------ Text zur Analyse ------

Überraschend und doch quasi bodenständig war die (schon ältere) Serie „The Hole“ des marokkanischen Künstlers Hicham Benohoud (Jg. 1968), die Cristina für die Gruppenschau „Gran final mundial“ im Centro Cultural ausgewählt hatte. Im Unterschied zu den sonst sehr verkopften Bildfindungen stecken hier reale Menschen in realen Löchern in ihrem eigenen Zuhause. Man sieht, dass Benohoud von der Bildhauerei kommt. Bei den Familien in Marrakesch rückte er mit Maurern, Fliesenlegern und Malern an, um nach dem Graben der Löcher alles wieder in einen ordentlichen Zustand zurückzuversetzen. (Das erfährt man allerdings erst bei der Internetrecherche aus einem französischen Artikel.) „Was die Akrobatik anbelangt“, erzählt er dort, „kam mir die Idee auf der Terrasse eines Cafés auf dem Platz Jemaa El-Fna: Eine Gruppe Akrobaten spielte vor einigen Touristen Nummern für ein paar Dirhams. Als ihre Show endete, bat ich sie, sie zu fotografieren, nicht in einem öffentlichen Raum, sondern Zuhause, mit ihren Verwandten, in ihrer Privatsphäre.“ Benohoud lebt in Casablanca und in Paris.

------ Bereitgestelltes Material ------

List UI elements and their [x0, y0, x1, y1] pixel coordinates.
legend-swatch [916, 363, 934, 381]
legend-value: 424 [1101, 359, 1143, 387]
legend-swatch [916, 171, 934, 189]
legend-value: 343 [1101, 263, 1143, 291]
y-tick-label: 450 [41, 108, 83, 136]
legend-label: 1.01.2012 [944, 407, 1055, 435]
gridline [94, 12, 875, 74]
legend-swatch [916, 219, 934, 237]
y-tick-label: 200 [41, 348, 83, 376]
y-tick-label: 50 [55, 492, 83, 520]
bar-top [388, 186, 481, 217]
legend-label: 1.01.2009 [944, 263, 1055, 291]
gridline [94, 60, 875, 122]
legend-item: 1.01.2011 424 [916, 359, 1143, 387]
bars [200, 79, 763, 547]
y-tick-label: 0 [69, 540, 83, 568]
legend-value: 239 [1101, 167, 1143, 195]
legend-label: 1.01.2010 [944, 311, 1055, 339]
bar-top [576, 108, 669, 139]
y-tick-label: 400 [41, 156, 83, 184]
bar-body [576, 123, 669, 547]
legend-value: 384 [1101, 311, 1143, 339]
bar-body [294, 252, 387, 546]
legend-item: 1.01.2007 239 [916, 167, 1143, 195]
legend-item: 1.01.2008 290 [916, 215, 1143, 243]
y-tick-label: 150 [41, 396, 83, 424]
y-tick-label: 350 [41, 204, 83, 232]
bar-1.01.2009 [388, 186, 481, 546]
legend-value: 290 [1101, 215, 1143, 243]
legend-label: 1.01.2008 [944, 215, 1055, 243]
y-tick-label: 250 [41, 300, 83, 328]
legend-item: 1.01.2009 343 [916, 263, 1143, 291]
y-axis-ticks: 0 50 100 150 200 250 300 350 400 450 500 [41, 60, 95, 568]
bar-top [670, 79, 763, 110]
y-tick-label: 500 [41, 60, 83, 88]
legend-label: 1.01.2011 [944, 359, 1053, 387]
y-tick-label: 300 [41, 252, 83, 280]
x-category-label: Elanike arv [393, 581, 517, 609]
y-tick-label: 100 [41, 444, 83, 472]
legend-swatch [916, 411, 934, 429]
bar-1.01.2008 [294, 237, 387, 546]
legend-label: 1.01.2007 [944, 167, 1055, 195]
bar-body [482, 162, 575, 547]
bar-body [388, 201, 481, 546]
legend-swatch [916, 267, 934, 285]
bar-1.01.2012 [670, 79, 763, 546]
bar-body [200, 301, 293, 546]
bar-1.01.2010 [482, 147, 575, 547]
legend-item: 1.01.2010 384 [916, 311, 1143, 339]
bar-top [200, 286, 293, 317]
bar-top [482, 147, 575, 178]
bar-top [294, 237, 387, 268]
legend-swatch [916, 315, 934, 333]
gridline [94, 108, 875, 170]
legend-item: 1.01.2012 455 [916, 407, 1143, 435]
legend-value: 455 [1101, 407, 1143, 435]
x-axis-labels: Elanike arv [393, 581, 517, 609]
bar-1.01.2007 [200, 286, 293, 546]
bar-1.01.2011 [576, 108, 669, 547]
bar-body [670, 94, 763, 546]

------

### Aufgabe
Fassen Sie den Text über Hicham Benohouds Serie „The Hole“ in zwei Sätzen zusammen.

### Lösung
Die Serie „The Hole“ des marokkanischen Künstlers Hicham Benohoud zeigt reale Menschen in realen Löchern in ihrem eigenen Zuhause und wurde für die Gruppenschau „Gran final mundial“ im Centro Cultural ausgewählt. Benohoud rückte bei Familien in Marrakesch mit Maurern, Fliesenlegern und Malern an, um nach dem Graben alles wieder in Ordnung zu bringen, und die Idee zur Akrobatik kam ihm, als er Akrobaten auf dem Platz Jemaa El-Fna sah und sie bat, sie zu Hause mit ihren Verwandten fotografieren zu dürfen.